Extracted records:
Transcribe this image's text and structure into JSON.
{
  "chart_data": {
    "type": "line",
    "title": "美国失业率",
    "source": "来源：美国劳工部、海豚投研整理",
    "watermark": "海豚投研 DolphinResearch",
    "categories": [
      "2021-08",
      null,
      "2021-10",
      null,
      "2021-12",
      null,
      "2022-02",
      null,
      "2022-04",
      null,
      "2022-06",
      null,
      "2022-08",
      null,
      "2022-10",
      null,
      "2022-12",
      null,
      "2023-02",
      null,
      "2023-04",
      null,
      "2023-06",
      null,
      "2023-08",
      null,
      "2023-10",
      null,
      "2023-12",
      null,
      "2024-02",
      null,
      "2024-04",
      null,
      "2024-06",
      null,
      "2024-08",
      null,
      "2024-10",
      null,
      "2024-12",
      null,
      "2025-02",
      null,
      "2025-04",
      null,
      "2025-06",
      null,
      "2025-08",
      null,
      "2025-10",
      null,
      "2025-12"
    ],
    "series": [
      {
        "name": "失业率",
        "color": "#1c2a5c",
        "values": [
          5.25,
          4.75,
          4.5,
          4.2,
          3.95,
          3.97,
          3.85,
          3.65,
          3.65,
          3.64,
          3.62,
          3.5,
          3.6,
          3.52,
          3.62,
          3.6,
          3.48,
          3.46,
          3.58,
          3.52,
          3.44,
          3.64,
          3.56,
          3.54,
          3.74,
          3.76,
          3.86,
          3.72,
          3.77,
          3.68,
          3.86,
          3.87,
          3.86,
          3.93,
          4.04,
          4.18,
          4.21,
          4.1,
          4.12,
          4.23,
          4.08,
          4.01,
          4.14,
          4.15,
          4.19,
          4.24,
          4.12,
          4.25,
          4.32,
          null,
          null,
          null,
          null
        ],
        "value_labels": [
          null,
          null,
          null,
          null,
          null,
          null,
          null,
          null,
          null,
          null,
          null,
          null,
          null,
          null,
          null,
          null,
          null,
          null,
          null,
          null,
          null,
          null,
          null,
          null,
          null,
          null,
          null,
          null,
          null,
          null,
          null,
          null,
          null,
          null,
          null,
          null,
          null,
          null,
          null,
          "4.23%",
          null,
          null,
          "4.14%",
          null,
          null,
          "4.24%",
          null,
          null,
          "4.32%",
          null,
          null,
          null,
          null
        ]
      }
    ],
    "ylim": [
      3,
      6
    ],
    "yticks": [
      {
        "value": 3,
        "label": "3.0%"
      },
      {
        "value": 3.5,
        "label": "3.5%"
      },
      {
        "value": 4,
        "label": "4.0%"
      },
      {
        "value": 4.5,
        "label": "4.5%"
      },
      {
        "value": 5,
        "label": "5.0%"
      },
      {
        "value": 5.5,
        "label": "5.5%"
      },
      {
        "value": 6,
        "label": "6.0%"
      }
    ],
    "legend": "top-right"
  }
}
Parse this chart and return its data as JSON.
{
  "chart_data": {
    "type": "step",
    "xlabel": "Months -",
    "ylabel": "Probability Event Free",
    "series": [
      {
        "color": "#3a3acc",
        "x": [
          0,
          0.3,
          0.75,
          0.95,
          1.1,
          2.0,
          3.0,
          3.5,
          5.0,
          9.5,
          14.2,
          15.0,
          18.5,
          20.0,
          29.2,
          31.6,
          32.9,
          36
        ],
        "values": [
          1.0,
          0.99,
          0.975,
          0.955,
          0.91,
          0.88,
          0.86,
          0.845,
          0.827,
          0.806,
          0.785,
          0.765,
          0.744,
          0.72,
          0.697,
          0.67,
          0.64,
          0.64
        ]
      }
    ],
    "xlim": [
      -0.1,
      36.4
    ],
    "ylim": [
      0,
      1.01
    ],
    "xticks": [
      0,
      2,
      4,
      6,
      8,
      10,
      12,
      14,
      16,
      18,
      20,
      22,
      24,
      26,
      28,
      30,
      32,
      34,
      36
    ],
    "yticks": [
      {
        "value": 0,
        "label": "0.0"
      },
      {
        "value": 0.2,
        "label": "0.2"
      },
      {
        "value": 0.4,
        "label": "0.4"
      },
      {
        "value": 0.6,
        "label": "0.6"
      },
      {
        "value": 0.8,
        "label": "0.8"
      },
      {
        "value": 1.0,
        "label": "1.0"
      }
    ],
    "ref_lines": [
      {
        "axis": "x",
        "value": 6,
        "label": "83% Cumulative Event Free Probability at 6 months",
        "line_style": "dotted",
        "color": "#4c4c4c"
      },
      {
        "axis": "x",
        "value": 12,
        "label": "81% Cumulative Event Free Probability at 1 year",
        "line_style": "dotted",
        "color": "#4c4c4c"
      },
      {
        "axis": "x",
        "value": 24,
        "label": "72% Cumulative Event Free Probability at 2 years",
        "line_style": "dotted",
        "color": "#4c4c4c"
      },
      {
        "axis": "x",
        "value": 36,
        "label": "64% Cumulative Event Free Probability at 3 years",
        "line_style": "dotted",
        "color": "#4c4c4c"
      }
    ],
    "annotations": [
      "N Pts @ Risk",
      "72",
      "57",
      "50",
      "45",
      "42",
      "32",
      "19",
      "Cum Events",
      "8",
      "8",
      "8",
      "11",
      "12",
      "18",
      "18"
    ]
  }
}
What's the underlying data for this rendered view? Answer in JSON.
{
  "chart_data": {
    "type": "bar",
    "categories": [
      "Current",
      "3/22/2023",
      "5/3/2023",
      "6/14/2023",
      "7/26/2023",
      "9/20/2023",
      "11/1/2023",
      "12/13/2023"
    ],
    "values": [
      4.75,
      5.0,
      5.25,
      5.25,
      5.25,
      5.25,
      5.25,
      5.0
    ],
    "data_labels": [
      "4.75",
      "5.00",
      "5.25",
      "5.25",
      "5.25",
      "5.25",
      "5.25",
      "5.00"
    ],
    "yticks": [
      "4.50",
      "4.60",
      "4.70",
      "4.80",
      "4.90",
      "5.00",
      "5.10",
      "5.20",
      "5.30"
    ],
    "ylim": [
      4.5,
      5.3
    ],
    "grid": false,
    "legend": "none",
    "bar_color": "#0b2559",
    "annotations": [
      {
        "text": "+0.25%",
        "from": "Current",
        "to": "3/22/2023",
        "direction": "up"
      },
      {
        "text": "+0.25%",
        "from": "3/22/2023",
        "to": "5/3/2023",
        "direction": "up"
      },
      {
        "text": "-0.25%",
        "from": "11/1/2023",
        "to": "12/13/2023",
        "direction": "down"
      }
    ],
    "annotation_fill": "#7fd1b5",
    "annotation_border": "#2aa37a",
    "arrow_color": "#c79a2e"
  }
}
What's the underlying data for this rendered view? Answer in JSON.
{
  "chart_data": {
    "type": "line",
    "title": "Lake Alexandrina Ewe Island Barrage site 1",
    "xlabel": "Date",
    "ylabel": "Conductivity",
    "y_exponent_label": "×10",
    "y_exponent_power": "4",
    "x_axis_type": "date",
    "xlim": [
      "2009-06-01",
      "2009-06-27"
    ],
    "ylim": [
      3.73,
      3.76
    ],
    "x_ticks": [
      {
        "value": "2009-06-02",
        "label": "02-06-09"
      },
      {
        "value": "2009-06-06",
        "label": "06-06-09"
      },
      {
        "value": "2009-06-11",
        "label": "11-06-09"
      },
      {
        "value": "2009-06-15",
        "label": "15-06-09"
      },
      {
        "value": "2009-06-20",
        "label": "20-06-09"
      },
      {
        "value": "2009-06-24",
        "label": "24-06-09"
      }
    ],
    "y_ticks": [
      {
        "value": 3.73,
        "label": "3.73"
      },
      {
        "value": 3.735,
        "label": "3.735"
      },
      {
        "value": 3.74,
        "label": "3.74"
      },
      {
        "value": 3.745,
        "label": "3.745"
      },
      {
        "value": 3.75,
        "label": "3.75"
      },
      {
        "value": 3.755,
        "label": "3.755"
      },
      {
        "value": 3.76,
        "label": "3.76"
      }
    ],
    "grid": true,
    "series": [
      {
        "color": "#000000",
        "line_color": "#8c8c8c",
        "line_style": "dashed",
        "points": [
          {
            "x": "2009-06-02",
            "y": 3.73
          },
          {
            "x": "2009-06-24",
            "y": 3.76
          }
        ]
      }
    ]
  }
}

(Given exercise): Report how many lines in the listing include the word "text". Give nothing but the count.

(Written response): 4